Description of the task :: Write out all of the lines below, exactly and completely.

Dataset extract ::
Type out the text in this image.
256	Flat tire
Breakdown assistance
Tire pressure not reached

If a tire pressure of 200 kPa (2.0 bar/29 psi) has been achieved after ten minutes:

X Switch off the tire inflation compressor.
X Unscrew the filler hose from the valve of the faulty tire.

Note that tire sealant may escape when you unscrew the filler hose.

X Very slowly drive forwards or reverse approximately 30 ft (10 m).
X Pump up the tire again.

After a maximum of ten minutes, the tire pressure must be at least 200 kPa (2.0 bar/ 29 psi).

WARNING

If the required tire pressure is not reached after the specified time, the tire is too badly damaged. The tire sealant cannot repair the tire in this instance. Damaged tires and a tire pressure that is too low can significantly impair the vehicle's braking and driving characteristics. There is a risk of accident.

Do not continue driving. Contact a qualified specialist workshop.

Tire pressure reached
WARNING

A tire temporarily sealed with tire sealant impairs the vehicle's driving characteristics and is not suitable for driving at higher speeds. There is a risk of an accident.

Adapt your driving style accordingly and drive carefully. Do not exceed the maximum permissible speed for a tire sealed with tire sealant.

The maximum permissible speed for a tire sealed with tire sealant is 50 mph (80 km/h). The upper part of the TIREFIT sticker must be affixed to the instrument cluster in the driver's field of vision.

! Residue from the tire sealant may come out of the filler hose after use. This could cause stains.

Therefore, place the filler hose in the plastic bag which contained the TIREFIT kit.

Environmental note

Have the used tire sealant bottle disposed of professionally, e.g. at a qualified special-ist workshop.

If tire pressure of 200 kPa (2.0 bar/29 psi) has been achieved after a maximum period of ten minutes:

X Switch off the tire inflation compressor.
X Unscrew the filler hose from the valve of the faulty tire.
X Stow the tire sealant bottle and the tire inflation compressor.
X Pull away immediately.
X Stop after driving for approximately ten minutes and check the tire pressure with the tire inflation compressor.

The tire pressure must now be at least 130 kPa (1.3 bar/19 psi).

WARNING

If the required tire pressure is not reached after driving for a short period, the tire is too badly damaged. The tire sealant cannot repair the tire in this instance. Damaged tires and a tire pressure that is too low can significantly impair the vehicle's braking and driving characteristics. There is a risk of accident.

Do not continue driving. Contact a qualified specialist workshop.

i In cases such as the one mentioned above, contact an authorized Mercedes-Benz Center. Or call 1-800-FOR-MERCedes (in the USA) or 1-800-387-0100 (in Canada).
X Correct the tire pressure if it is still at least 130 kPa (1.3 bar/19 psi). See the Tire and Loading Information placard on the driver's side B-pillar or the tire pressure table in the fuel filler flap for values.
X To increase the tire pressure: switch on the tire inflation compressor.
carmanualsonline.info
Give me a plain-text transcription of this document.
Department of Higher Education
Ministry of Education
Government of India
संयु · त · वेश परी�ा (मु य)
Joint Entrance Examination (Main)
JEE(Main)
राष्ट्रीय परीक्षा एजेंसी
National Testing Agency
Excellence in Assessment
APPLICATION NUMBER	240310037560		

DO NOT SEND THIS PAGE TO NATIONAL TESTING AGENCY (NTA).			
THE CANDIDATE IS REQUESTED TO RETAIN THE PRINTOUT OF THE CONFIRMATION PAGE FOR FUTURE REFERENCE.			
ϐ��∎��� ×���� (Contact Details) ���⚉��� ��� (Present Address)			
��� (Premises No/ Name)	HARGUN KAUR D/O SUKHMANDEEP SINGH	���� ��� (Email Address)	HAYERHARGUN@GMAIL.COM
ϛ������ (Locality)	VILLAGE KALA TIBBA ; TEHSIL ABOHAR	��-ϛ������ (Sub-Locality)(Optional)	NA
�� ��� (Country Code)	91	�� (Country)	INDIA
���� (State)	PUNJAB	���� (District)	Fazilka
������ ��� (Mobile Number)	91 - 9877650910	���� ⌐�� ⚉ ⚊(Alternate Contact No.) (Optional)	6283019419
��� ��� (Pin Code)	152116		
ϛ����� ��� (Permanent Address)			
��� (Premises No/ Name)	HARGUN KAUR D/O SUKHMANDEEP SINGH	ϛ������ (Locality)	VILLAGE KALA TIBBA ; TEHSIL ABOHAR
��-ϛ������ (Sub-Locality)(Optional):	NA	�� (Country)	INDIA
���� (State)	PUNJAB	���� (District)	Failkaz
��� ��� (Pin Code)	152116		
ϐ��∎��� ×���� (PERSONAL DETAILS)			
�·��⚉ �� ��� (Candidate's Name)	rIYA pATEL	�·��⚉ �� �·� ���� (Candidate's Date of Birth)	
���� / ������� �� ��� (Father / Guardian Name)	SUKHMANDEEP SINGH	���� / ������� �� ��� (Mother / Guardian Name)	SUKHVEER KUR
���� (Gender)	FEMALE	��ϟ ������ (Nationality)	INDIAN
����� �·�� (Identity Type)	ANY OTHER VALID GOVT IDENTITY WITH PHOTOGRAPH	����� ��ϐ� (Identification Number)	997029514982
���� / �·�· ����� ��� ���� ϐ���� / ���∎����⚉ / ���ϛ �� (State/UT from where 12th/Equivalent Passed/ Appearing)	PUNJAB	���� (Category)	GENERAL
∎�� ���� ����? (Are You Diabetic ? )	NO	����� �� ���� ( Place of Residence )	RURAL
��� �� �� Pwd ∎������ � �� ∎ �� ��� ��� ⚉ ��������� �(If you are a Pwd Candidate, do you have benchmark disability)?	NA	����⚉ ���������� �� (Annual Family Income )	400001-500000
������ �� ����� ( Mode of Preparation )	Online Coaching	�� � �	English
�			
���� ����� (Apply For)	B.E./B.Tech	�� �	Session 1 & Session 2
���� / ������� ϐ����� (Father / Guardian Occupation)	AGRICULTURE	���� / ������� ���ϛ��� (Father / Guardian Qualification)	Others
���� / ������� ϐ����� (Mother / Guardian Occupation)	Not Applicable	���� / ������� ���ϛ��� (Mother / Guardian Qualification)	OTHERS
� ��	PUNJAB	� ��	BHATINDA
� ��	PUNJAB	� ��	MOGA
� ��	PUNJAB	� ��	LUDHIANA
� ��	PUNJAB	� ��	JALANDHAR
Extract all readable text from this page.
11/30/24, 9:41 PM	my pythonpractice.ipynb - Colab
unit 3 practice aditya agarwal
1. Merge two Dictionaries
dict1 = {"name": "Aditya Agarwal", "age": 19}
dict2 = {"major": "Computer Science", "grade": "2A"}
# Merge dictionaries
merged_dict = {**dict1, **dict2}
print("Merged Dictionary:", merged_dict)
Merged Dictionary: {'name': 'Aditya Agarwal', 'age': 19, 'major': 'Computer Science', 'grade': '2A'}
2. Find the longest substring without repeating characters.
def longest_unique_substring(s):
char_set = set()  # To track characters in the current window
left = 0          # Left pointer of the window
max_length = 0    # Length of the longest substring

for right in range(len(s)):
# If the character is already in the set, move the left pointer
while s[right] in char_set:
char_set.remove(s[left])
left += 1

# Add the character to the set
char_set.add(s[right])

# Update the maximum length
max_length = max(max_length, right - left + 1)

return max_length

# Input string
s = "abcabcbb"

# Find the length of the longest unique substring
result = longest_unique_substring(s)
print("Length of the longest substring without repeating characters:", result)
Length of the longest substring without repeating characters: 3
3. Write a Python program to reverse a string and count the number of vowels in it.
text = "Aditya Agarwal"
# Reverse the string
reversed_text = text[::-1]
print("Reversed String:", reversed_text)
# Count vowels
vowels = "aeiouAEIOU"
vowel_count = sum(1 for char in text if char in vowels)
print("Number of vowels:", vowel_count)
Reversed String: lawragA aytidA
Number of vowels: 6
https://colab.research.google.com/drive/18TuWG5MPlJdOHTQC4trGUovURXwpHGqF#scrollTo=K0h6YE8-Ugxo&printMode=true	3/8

Final result ::
Type out the text in this image.
256	Flat tire
Breakdown assistance
Tire pressure not reached

If a tire pressure of 200 kPa (2.0 bar/29 psi) has been achieved after ten minutes:

X Switch off the tire inflation compressor.
X Unscrew the filler hose from the valve of the faulty tire.

Note that tire sealant may escape when you unscrew the filler hose.

X Very slowly drive forwards or reverse approximately 30 ft (10 m).
X Pump up the tire again.

After a maximum of ten minutes, the tire pressure must be at least 200 kPa (2.0 bar/ 29 psi).

WARNING

If the required tire pressure is not reached after the specified time, the tire is too badly damaged. The tire sealant cannot repair the tire in this instance. Damaged tires and a tire pressure that is too low can significantly impair the vehicle's braking and driving characteristics. There is a risk of accident.

Do not continue driving. Contact a qualified specialist workshop.

Tire pressure reached
WARNING

A tire temporarily sealed with tire sealant impairs the vehicle's driving characteristics and is not suitable for driving at higher speeds. There is a risk of an accident.

Adapt your driving style accordingly and drive carefully. Do not exceed the maximum permissible speed for a tire sealed with tire sealant.

The maximum permissible speed for a tire sealed with tire sealant is 50 mph (80 km/h). The upper part of the TIREFIT sticker must be affixed to the instrument cluster in the driver's field of vision.

! Residue from the tire sealant may come out of the filler hose after use. This could cause stains.

Therefore, place the filler hose in the plastic bag which contained the TIREFIT kit.

Environmental note

Have the used tire sealant bottle disposed of professionally, e.g. at a qualified special-ist workshop.

If tire pressure of 200 kPa (2.0 bar/29 psi) has been achieved after a maximum period of ten minutes:

X Switch off the tire inflation compressor.
X Unscrew the filler hose from the valve of the faulty tire.
X Stow the tire sealant bottle and the tire inflation compressor.
X Pull away immediately.
X Stop after driving for approximately ten minutes and check the tire pressure with the tire inflation compressor.

The tire pressure must now be at least 130 kPa (1.3 bar/19 psi).

WARNING

If the required tire pressure is not reached after driving for a short period, the tire is too badly damaged. The tire sealant cannot repair the tire in this instance. Damaged tires and a tire pressure that is too low can significantly impair the vehicle's braking and driving characteristics. There is a risk of accident.

Do not continue driving. Contact a qualified specialist workshop.

i In cases such as the one mentioned above, contact an authorized Mercedes-Benz Center. Or call 1-800-FOR-MERCedes (in the USA) or 1-800-387-0100 (in Canada).
X Correct the tire pressure if it is still at least 130 kPa (1.3 bar/19 psi). See the Tire and Loading Information placard on the driver's side B-pillar or the tire pressure table in the fuel filler flap for values.
X To increase the tire pressure: switch on the tire inflation compressor.
carmanualsonline.info
Give me a plain-text transcription of this document.
Department of Higher Education
Ministry of Education
Government of India
संयु · त · वेश परी�ा (मु य)
Joint Entrance Examination (Main)
JEE(Main)
राष्ट्रीय परीक्षा एजेंसी
National Testing Agency
Excellence in Assessment
APPLICATION NUMBER	240310037560		

DO NOT SEND THIS PAGE TO NATIONAL TESTING AGENCY (NTA).			
THE CANDIDATE IS REQUESTED TO RETAIN THE PRINTOUT OF THE CONFIRMATION PAGE FOR FUTURE REFERENCE.			
ϐ��∎��� ×���� (Contact Details) ���⚉��� ��� (Present Address)			
��� (Premises No/ Name)	HARGUN KAUR D/O SUKHMANDEEP SINGH	���� ��� (Email Address)	HAYERHARGUN@GMAIL.COM
ϛ������ (Locality)	VILLAGE KALA TIBBA ; TEHSIL ABOHAR	��-ϛ������ (Sub-Locality)(Optional)	NA
�� ��� (Country Code)	91	�� (Country)	INDIA
���� (State)	PUNJAB	���� (District)	Fazilka
������ ��� (Mobile Number)	91 - 9877650910	���� ⌐�� ⚉ ⚊(Alternate Contact No.) (Optional)	6283019419
��� ��� (Pin Code)	152116		
ϛ����� ��� (Permanent Address)			
��� (Premises No/ Name)	HARGUN KAUR D/O SUKHMANDEEP SINGH	ϛ������ (Locality)	VILLAGE KALA TIBBA ; TEHSIL ABOHAR
��-ϛ������ (Sub-Locality)(Optional):	NA	�� (Country)	INDIA
���� (State)	PUNJAB	���� (District)	Failkaz
��� ��� (Pin Code)	152116		
ϐ��∎��� ×���� (PERSONAL DETAILS)			
�·��⚉ �� ��� (Candidate's Name)	rIYA pATEL	�·��⚉ �� �·� ���� (Candidate's Date of Birth)	
���� / ������� �� ��� (Father / Guardian Name)	SUKHMANDEEP SINGH	���� / ������� �� ��� (Mother / Guardian Name)	SUKHVEER KUR
���� (Gender)	FEMALE	��ϟ ������ (Nationality)	INDIAN
����� �·�� (Identity Type)	ANY OTHER VALID GOVT IDENTITY WITH PHOTOGRAPH	����� ��ϐ� (Identification Number)	997029514982
���� / �·�· ����� ��� ���� ϐ���� / ���∎����⚉ / ���ϛ �� (State/UT from where 12th/Equivalent Passed/ Appearing)	PUNJAB	���� (Category)	GENERAL
∎�� ���� ����? (Are You Diabetic ? )	NO	����� �� ���� ( Place of Residence )	RURAL
��� �� �� Pwd ∎������ � �� ∎ �� ��� ��� ⚉ ��������� �(If you are a Pwd Candidate, do you have benchmark disability)?	NA	����⚉ ���������� �� (Annual Family Income )	400001-500000
������ �� ����� ( Mode of Preparation )	Online Coaching	�� � �	English
�			
���� ����� (Apply For)	B.E./B.Tech	�� �	Session 1 & Session 2
���� / ������� ϐ����� (Father / Guardian Occupation)	AGRICULTURE	���� / ������� ���ϛ��� (Father / Guardian Qualification)	Others
���� / ������� ϐ����� (Mother / Guardian Occupation)	Not Applicable	���� / ������� ���ϛ��� (Mother / Guardian Qualification)	OTHERS
� ��	PUNJAB	� ��	BHATINDA
� ��	PUNJAB	� ��	MOGA
� ��	PUNJAB	� ��	LUDHIANA
� ��	PUNJAB	� ��	JALANDHAR
Extract all readable text from this page.
11/30/24, 9:41 PM	my pythonpractice.ipynb - Colab
unit 3 practice aditya agarwal
1. Merge two Dictionaries
dict1 = {"name": "Aditya Agarwal", "age": 19}
dict2 = {"major": "Computer Science", "grade": "2A"}
# Merge dictionaries
merged_dict = {**dict1, **dict2}
print("Merged Dictionary:", merged_dict)
Merged Dictionary: {'name': 'Aditya Agarwal', 'age': 19, 'major': 'Computer Science', 'grade': '2A'}
2. Find the longest substring without repeating characters.
def longest_unique_substring(s):
char_set = set()  # To track characters in the current window
left = 0          # Left pointer of the window
max_length = 0    # Length of the longest substring

for right in range(len(s)):
# If the character is already in the set, move the left pointer
while s[right] in char_set:
char_set.remove(s[left])
left += 1

# Add the character to the set
char_set.add(s[right])

# Update the maximum length
max_length = max(max_length, right - left + 1)

return max_length

# Input string
s = "abcabcbb"

# Find the length of the longest unique substring
result = longest_unique_substring(s)
print("Length of the longest substring without repeating characters:", result)
Length of the longest substring without repeating characters: 3
3. Write a Python program to reverse a string and count the number of vowels in it.
text = "Aditya Agarwal"
# Reverse the string
reversed_text = text[::-1]
print("Reversed String:", reversed_text)
# Count vowels
vowels = "aeiouAEIOU"
vowel_count = sum(1 for char in text if char in vowels)
print("Number of vowels:", vowel_count)
Reversed String: lawragA aytidA
Number of vowels: 6
https://colab.research.google.com/drive/18TuWG5MPlJdOHTQC4trGUovURXwpHGqF#scrollTo=K0h6YE8-Ugxo&printMode=true	3/8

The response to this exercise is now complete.